§ Description of the task: Your answer should be a single number: the count of lines containing "timeframe".

[Some records]
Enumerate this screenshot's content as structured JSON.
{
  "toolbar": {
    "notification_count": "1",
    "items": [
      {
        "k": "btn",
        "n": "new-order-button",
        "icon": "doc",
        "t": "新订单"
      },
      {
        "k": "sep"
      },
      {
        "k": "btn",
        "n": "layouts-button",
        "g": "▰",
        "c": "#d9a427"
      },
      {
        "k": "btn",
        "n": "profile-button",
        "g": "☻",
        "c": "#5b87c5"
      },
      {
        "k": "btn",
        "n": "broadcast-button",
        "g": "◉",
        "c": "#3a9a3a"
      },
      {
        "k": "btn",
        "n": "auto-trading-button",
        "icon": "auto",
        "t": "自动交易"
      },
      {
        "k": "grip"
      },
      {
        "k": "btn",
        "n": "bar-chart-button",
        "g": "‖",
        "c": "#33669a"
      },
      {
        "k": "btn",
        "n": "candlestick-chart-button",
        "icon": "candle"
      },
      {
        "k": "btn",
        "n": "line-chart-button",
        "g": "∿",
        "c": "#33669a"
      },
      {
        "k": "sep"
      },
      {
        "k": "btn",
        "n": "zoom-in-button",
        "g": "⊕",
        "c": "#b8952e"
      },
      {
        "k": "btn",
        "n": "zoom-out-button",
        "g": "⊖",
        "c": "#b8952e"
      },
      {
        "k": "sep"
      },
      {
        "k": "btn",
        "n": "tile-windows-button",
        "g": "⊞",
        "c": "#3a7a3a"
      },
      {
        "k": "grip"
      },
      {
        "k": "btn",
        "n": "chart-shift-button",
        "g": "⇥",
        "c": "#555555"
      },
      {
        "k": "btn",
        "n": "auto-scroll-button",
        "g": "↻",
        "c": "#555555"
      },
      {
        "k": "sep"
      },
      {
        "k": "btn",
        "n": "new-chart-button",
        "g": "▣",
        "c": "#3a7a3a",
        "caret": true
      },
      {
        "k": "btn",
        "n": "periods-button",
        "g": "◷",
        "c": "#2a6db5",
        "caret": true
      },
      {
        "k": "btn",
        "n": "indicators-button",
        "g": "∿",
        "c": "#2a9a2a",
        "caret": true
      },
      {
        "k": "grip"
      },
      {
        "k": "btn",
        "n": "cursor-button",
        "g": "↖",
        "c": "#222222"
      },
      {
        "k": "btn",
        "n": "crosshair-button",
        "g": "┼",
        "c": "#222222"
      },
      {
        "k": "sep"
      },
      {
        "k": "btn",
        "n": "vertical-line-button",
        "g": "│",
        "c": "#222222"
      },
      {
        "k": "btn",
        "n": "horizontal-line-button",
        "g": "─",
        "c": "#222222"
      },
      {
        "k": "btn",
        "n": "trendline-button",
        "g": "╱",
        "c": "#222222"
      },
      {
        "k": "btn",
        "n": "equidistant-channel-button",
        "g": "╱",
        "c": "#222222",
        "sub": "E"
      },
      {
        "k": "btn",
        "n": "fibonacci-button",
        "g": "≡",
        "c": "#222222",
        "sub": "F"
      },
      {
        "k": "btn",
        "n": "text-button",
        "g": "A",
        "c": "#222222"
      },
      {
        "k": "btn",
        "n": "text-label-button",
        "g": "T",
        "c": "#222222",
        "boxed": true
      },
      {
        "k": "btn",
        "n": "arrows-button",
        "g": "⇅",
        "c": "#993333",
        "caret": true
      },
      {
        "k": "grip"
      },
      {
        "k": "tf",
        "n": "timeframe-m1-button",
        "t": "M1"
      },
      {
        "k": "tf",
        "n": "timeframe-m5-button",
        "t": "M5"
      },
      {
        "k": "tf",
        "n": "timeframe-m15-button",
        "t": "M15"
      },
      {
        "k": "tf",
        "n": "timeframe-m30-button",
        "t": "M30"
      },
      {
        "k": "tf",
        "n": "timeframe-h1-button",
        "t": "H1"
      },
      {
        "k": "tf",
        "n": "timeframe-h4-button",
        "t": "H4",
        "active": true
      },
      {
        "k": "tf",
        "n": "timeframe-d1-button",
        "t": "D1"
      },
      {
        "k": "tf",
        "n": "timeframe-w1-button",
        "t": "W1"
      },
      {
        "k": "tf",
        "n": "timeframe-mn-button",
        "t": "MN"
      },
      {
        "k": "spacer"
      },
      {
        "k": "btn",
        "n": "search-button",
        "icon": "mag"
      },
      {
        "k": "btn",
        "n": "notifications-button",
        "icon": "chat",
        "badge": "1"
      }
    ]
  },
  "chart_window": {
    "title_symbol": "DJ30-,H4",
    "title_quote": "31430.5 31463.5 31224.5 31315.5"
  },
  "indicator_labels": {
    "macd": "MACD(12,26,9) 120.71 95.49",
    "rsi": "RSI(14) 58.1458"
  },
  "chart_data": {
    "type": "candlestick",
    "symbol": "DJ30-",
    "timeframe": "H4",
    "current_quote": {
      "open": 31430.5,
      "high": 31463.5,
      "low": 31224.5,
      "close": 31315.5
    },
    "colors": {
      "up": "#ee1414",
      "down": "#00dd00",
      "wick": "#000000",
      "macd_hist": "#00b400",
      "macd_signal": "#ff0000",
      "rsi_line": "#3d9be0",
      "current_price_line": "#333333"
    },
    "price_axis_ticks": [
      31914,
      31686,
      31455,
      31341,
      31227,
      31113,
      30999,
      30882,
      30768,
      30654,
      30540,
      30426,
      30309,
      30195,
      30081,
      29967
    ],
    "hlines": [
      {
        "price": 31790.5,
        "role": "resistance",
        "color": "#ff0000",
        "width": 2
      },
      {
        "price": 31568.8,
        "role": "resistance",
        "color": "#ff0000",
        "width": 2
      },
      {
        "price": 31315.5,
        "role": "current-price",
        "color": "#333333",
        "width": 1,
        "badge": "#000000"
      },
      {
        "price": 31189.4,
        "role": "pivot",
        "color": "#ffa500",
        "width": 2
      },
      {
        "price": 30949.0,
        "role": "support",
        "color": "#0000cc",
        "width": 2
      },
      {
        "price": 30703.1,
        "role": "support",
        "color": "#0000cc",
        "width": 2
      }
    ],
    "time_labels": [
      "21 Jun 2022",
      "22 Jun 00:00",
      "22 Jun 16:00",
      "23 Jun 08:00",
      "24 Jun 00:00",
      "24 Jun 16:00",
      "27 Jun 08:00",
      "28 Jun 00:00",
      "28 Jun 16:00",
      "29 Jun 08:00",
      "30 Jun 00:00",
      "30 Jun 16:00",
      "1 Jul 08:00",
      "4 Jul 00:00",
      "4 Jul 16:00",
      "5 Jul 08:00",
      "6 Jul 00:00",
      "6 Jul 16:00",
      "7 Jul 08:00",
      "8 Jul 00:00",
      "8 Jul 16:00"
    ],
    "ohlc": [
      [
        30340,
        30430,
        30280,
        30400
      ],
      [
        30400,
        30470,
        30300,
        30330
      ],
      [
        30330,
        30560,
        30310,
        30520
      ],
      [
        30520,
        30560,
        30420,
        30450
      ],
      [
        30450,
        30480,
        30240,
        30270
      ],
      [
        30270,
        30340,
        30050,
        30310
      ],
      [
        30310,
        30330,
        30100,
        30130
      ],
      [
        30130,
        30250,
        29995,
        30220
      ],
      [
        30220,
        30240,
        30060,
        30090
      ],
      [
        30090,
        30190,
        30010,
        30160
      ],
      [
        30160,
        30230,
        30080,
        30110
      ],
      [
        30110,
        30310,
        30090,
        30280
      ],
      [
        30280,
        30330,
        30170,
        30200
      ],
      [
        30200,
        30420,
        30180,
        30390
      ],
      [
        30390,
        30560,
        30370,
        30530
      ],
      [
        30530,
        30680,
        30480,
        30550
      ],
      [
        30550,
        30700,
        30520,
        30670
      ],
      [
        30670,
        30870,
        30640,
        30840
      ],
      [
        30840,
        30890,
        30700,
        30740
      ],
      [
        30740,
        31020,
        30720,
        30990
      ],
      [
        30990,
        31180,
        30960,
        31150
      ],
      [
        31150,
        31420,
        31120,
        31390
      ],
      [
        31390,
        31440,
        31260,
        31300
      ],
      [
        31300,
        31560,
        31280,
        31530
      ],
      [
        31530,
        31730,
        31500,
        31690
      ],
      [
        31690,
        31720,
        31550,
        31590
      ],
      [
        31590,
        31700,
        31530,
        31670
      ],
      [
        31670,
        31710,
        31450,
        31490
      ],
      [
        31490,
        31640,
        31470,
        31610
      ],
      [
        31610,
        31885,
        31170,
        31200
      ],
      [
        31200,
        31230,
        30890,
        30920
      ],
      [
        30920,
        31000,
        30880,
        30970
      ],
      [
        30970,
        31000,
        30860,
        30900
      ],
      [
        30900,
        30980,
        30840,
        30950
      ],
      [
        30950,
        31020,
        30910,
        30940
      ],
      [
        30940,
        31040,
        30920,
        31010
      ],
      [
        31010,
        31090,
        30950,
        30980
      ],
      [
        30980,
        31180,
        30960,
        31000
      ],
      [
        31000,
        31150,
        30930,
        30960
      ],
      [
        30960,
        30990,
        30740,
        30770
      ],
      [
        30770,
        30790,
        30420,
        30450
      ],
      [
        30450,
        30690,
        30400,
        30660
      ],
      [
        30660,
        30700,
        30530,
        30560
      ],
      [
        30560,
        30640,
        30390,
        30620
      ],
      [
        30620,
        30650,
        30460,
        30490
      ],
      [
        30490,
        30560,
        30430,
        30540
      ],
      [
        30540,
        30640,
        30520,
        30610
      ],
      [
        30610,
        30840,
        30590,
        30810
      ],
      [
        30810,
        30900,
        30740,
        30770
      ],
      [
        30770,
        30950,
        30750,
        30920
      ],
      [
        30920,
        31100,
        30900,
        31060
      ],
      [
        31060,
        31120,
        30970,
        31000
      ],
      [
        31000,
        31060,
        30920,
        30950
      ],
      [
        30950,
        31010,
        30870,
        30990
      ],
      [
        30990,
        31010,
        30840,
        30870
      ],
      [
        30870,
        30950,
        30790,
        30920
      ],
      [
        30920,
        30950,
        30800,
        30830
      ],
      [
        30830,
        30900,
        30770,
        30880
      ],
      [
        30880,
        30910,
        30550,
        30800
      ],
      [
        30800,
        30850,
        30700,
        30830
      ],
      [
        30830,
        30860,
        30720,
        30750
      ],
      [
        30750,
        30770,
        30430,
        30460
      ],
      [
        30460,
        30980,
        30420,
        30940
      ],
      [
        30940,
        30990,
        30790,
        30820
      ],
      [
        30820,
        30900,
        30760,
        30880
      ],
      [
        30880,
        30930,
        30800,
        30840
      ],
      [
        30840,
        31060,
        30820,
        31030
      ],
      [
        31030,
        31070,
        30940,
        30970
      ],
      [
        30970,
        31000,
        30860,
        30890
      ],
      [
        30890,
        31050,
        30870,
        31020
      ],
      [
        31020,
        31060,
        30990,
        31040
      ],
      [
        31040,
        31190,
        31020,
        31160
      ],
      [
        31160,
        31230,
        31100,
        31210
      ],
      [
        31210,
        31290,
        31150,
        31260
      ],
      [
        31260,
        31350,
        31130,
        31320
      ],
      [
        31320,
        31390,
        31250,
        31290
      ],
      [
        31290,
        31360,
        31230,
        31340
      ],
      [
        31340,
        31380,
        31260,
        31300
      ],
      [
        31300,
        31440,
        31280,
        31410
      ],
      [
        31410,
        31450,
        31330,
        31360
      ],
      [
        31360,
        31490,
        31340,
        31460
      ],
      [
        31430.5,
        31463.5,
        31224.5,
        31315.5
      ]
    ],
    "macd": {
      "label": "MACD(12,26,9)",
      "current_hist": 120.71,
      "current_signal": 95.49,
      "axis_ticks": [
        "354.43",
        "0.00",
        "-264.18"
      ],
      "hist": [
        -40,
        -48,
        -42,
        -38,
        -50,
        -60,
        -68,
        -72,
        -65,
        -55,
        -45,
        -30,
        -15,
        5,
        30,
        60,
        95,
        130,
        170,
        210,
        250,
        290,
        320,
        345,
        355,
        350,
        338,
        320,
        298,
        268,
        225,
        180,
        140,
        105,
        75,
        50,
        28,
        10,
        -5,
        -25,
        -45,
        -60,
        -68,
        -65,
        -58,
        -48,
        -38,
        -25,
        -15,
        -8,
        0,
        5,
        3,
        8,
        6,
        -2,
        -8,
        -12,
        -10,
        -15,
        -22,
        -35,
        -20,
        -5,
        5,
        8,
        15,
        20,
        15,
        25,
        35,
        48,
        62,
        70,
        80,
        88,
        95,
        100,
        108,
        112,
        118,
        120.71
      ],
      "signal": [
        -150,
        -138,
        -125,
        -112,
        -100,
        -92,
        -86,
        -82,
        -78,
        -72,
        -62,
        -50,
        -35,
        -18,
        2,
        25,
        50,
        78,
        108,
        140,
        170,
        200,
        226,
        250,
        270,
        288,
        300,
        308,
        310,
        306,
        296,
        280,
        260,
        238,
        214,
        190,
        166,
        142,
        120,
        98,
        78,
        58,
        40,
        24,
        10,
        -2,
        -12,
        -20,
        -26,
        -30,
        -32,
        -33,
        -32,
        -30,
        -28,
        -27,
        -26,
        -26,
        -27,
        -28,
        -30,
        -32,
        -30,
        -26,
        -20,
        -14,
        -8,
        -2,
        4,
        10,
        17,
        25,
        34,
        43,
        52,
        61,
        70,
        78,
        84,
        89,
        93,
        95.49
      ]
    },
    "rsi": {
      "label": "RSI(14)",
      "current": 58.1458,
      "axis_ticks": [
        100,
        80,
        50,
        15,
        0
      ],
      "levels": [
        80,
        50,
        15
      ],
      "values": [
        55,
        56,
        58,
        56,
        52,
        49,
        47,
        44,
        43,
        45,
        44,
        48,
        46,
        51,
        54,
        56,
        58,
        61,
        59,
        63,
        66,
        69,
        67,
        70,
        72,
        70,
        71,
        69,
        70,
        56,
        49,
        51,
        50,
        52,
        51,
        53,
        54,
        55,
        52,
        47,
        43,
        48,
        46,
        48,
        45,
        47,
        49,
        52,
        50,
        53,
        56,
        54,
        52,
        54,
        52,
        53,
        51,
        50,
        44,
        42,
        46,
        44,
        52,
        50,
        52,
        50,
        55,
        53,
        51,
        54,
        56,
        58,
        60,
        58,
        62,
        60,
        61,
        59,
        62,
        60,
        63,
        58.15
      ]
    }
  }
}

§ Solved exercise: 10